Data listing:
··········

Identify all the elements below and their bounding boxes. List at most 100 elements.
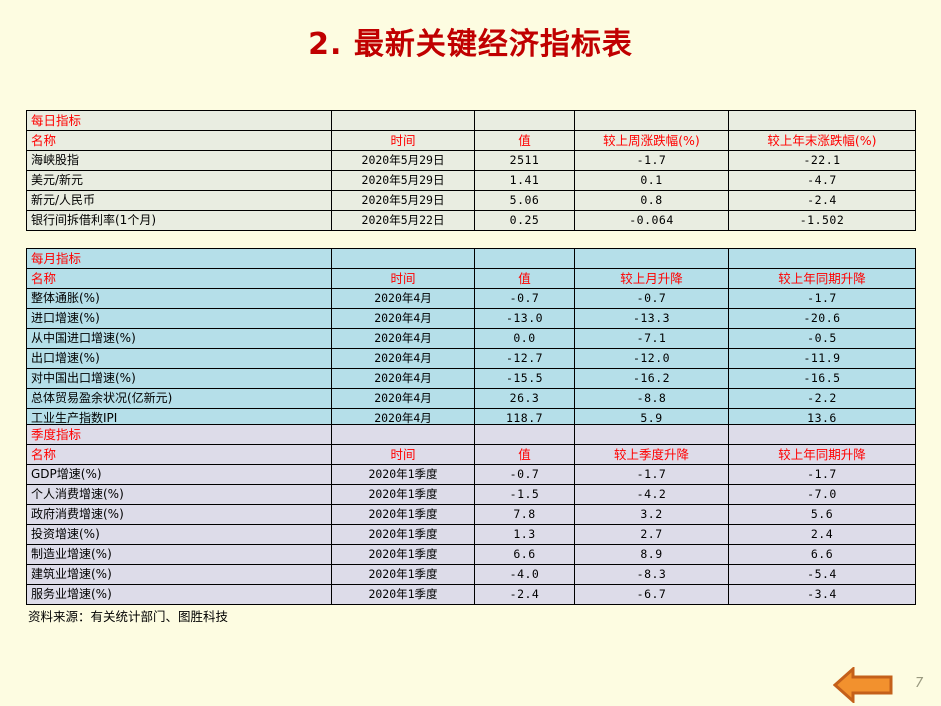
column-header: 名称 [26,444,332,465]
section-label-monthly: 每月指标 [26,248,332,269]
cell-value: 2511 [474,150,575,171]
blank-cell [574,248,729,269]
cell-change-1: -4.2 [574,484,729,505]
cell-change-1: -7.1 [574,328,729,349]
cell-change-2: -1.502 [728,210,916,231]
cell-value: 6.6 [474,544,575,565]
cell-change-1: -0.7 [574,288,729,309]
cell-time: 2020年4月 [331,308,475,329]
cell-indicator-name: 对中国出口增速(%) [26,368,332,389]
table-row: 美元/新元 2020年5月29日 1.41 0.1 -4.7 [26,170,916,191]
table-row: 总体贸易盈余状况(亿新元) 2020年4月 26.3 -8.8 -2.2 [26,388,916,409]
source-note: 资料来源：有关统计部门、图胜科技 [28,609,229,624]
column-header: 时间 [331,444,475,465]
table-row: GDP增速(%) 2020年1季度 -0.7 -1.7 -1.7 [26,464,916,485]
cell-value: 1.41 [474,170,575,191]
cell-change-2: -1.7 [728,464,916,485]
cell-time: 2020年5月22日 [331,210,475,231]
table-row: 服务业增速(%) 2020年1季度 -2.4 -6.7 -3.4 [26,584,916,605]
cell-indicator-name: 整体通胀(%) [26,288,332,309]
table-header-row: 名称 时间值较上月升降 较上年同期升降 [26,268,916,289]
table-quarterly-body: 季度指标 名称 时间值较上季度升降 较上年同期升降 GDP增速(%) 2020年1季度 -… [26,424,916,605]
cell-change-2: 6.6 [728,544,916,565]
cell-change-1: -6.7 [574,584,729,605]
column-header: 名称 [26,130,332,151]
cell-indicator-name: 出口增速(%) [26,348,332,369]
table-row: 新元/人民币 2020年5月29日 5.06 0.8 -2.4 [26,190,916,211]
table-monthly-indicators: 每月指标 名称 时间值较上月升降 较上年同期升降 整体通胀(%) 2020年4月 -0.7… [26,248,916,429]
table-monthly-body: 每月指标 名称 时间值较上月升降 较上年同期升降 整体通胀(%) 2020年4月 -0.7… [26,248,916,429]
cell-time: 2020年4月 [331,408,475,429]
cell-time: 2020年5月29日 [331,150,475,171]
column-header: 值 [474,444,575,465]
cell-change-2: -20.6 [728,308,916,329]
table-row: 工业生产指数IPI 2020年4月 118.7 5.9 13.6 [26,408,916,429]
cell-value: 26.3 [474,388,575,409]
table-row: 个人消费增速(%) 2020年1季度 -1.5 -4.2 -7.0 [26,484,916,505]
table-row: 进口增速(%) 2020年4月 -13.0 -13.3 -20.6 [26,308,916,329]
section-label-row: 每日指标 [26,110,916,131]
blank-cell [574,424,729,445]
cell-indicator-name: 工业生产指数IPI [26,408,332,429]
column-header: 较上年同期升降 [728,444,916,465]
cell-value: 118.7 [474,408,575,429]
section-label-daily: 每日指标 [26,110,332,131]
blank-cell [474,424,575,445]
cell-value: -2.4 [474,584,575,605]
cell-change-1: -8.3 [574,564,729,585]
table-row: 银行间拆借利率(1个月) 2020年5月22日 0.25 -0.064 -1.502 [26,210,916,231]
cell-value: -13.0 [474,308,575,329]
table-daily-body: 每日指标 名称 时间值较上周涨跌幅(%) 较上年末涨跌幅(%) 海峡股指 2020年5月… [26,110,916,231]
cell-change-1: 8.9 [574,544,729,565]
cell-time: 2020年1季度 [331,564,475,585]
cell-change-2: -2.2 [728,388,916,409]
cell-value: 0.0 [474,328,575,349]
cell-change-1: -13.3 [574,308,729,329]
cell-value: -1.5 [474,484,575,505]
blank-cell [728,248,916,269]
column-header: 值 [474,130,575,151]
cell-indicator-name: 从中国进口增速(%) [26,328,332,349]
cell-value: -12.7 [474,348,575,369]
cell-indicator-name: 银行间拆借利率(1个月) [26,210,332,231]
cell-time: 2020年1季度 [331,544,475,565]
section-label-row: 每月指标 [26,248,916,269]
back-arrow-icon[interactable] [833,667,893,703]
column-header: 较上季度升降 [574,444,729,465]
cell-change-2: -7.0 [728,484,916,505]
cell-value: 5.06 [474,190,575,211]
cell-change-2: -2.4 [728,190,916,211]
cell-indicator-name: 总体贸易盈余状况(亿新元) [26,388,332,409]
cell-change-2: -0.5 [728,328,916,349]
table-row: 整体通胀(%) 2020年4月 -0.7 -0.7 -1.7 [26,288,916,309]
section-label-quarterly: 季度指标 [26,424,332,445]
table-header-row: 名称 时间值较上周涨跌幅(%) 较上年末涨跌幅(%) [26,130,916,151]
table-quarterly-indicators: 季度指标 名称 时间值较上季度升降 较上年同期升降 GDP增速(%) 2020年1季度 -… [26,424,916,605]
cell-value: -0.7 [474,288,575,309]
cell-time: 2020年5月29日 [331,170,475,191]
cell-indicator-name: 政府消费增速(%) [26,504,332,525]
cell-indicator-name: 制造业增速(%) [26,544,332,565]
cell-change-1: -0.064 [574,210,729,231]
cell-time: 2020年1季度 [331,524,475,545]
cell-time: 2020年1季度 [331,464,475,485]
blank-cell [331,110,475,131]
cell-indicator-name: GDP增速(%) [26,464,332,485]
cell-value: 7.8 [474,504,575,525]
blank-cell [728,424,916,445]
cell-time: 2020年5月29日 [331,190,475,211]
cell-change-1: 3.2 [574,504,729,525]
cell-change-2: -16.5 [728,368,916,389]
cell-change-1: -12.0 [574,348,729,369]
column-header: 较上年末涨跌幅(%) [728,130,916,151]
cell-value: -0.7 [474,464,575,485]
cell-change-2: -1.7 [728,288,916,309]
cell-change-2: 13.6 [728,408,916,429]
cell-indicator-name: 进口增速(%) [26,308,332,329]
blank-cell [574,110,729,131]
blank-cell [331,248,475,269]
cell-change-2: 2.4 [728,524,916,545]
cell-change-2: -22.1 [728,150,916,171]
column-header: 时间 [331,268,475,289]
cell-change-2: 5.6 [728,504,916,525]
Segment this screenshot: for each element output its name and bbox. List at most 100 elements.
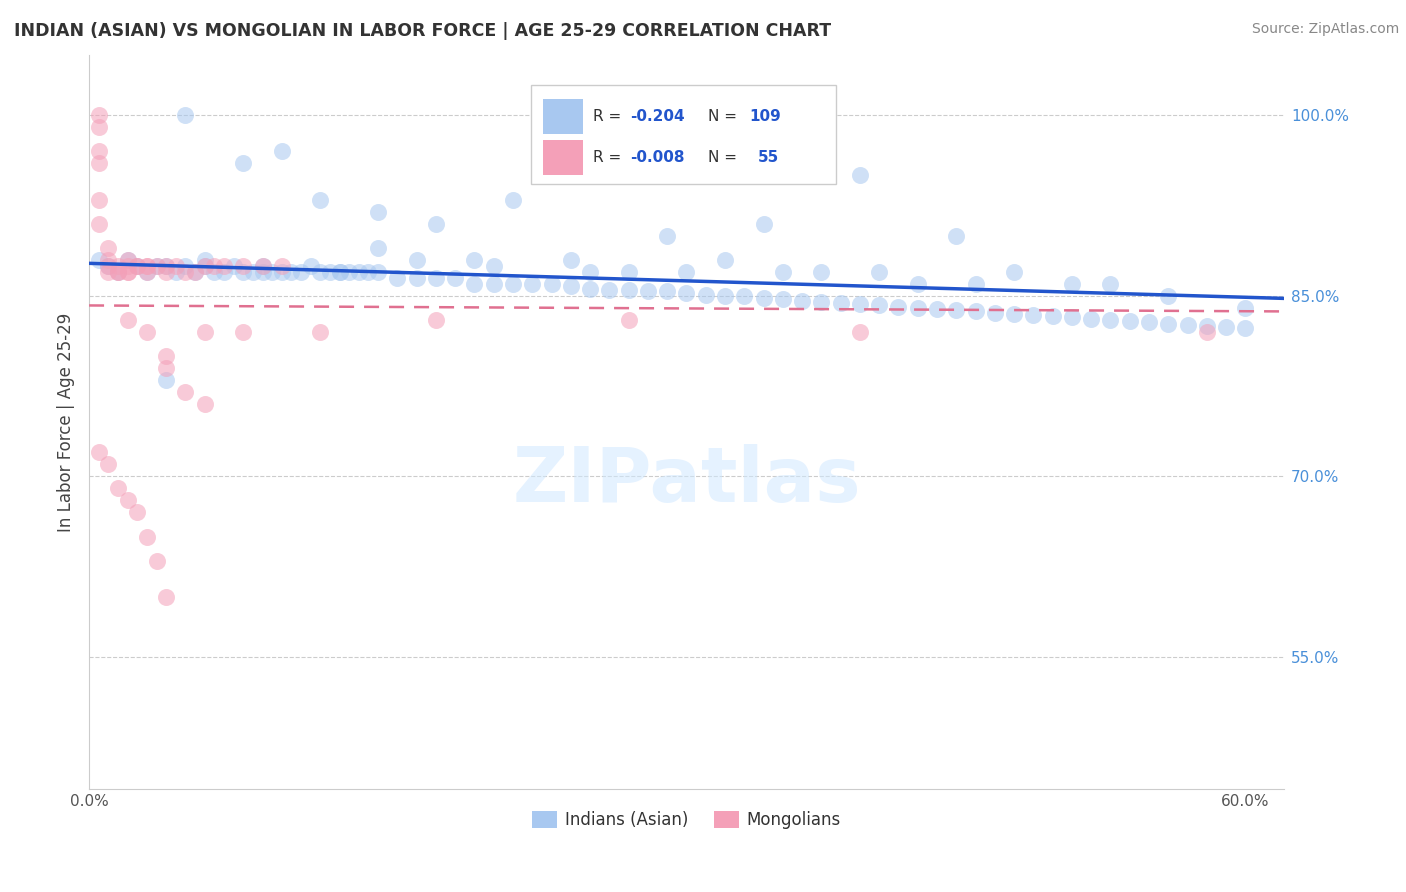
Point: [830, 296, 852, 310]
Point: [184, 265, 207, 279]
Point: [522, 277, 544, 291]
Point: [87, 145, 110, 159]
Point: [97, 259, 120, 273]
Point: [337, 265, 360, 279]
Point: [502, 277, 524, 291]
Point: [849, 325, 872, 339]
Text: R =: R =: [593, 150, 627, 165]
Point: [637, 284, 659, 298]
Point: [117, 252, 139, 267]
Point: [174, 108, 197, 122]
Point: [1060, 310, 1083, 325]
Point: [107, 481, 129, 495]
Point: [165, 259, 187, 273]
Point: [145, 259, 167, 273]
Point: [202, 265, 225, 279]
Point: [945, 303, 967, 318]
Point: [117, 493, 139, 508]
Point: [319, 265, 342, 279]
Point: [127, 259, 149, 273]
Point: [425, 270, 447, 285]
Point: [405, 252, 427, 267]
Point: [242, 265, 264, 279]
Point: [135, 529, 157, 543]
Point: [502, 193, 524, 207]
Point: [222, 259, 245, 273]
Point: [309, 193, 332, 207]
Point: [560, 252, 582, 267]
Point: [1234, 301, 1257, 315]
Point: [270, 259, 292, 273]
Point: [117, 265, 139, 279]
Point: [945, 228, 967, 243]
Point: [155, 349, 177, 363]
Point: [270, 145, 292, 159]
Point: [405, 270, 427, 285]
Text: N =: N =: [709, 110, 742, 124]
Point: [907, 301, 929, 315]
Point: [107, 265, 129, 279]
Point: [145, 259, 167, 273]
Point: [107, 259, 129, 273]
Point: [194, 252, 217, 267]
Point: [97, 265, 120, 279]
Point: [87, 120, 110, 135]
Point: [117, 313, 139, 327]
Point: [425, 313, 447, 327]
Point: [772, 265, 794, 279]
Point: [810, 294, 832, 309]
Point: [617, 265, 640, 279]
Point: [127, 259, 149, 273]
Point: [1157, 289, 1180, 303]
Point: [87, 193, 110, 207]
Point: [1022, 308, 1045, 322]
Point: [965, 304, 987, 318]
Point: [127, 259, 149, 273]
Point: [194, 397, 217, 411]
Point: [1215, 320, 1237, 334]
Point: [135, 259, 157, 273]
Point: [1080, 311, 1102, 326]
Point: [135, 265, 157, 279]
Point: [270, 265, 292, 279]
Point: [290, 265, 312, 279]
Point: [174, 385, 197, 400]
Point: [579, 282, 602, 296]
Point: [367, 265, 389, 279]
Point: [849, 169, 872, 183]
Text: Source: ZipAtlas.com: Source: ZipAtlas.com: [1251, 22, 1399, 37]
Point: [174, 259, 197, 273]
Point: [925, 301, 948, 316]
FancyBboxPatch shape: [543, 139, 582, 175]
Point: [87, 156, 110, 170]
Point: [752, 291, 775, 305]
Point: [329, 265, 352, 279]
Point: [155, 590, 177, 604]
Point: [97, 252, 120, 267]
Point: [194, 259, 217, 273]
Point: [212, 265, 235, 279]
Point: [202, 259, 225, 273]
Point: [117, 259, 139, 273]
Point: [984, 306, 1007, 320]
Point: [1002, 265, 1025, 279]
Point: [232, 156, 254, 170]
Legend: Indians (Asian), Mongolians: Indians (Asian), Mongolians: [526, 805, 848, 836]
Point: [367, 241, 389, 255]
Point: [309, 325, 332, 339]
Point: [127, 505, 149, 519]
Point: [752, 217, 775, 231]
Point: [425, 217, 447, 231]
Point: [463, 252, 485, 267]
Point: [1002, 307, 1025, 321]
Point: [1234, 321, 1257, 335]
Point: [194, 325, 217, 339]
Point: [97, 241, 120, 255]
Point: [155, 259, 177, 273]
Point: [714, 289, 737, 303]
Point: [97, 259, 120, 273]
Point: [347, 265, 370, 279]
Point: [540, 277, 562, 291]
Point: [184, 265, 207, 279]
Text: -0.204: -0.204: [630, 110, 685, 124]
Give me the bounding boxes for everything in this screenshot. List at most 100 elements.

··········

### WRITTEN PROBLEM
Copy out, with no changes, every line from the one containing "Point: [830, 296, 852, 310]" down to the one containing "Point: [849, 169, 872, 183]", both included.

### SOLUTION TO THE EXERCISE
Point: [830, 296, 852, 310]
Point: [184, 265, 207, 279]
Point: [522, 277, 544, 291]
Point: [87, 145, 110, 159]
Point: [97, 259, 120, 273]
Point: [337, 265, 360, 279]
Point: [502, 277, 524, 291]
Point: [849, 325, 872, 339]
Text: R =: R =: [593, 150, 627, 165]
Point: [637, 284, 659, 298]
Point: [117, 252, 139, 267]
Point: [174, 108, 197, 122]
Point: [1060, 310, 1083, 325]
Point: [107, 481, 129, 495]
Point: [165, 259, 187, 273]
Point: [145, 259, 167, 273]
Point: [202, 265, 225, 279]
Point: [945, 303, 967, 318]
Point: [117, 493, 139, 508]
Point: [319, 265, 342, 279]
Point: [127, 259, 149, 273]
Point: [425, 270, 447, 285]
Point: [405, 252, 427, 267]
Point: [242, 265, 264, 279]
Point: [135, 529, 157, 543]
Point: [502, 193, 524, 207]
Point: [222, 259, 245, 273]
Point: [309, 193, 332, 207]
Point: [560, 252, 582, 267]
Point: [1234, 301, 1257, 315]
Point: [270, 259, 292, 273]
Point: [117, 265, 139, 279]
Point: [945, 228, 967, 243]
Point: [155, 349, 177, 363]
Point: [270, 145, 292, 159]
Point: [405, 270, 427, 285]
Text: N =: N =: [709, 110, 742, 124]
Point: [907, 301, 929, 315]
Point: [107, 265, 129, 279]
Point: [145, 259, 167, 273]
Point: [107, 259, 129, 273]
Point: [194, 252, 217, 267]
Point: [97, 265, 120, 279]
Point: [87, 120, 110, 135]
Point: [117, 313, 139, 327]
Point: [425, 313, 447, 327]
Point: [772, 265, 794, 279]
Point: [810, 294, 832, 309]
Point: [617, 265, 640, 279]
Point: [127, 259, 149, 273]
Point: [1157, 289, 1180, 303]
Point: [87, 193, 110, 207]
Point: [1022, 308, 1045, 322]
Point: [965, 304, 987, 318]
Point: [127, 259, 149, 273]
Point: [194, 397, 217, 411]
Point: [1215, 320, 1237, 334]
Point: [135, 259, 157, 273]
Point: [1080, 311, 1102, 326]
Point: [135, 265, 157, 279]
Point: [270, 265, 292, 279]
Point: [290, 265, 312, 279]
Point: [174, 385, 197, 400]
Point: [579, 282, 602, 296]
Point: [367, 265, 389, 279]
Point: [849, 169, 872, 183]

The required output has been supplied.